Starting at the line below that contains "Type out the text in this image.", print each line through the end of the records exactly as it appears.
☆ ☆ ☆
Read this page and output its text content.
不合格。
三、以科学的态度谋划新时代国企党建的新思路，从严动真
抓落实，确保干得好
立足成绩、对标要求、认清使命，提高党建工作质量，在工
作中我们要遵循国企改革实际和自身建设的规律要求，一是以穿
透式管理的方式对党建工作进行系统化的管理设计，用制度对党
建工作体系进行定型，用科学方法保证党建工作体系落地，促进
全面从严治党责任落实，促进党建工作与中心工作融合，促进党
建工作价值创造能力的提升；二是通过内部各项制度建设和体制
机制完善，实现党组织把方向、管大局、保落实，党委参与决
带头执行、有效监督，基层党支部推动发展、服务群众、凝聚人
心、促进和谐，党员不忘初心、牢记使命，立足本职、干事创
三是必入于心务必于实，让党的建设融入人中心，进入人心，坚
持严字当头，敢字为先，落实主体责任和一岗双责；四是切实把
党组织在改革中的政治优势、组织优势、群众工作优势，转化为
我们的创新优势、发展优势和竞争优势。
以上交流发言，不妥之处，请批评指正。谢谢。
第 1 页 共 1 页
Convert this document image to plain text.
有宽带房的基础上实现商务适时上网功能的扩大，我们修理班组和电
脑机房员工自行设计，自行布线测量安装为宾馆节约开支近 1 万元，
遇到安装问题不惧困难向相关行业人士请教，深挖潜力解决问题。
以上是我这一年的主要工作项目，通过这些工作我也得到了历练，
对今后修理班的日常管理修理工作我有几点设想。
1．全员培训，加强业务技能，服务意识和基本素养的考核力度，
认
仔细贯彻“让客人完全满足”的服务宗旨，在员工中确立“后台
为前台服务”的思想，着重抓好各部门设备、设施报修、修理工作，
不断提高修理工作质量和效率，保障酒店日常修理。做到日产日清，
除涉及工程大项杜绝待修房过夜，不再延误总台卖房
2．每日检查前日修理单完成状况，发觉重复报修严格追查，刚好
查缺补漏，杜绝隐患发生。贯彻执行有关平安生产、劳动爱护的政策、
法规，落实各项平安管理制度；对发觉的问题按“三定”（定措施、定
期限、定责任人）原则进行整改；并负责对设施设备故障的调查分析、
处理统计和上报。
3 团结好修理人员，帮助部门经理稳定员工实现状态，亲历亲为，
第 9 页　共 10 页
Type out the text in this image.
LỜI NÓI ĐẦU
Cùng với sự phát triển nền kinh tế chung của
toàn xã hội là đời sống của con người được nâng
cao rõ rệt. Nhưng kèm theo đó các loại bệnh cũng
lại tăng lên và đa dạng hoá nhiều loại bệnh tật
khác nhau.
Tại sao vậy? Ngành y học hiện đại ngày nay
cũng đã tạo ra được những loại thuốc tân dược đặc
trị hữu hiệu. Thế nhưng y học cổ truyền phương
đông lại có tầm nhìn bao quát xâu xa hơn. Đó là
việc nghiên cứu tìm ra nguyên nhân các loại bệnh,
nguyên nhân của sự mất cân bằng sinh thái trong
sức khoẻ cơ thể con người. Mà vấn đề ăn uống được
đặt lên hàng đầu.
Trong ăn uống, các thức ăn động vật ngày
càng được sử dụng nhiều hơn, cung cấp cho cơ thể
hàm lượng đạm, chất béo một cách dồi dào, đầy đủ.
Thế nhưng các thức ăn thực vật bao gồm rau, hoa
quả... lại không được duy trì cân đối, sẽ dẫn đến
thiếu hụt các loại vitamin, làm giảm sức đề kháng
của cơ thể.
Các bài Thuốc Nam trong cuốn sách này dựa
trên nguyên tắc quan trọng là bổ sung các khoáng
☆ ☆ ☆
SOLUTION TO THE EXERCISE –
Type out the text in this image.
LỜI NÓI ĐẦU
Cùng với sự phát triển nền kinh tế chung của
toàn xã hội là đời sống của con người được nâng
cao rõ rệt. Nhưng kèm theo đó các loại bệnh cũng
lại tăng lên và đa dạng hoá nhiều loại bệnh tật
khác nhau.
Tại sao vậy? Ngành y học hiện đại ngày nay
cũng đã tạo ra được những loại thuốc tân dược đặc
trị hữu hiệu. Thế nhưng y học cổ truyền phương
đông lại có tầm nhìn bao quát xâu xa hơn. Đó là
việc nghiên cứu tìm ra nguyên nhân các loại bệnh,
nguyên nhân của sự mất cân bằng sinh thái trong
sức khoẻ cơ thể con người. Mà vấn đề ăn uống được
đặt lên hàng đầu.
Trong ăn uống, các thức ăn động vật ngày
càng được sử dụng nhiều hơn, cung cấp cho cơ thể
hàm lượng đạm, chất béo một cách dồi dào, đầy đủ.
Thế nhưng các thức ăn thực vật bao gồm rau, hoa
quả... lại không được duy trì cân đối, sẽ dẫn đến
thiếu hụt các loại vitamin, làm giảm sức đề kháng
của cơ thể.
Các bài Thuốc Nam trong cuốn sách này dựa
trên nguyên tắc quan trọng là bổ sung các khoáng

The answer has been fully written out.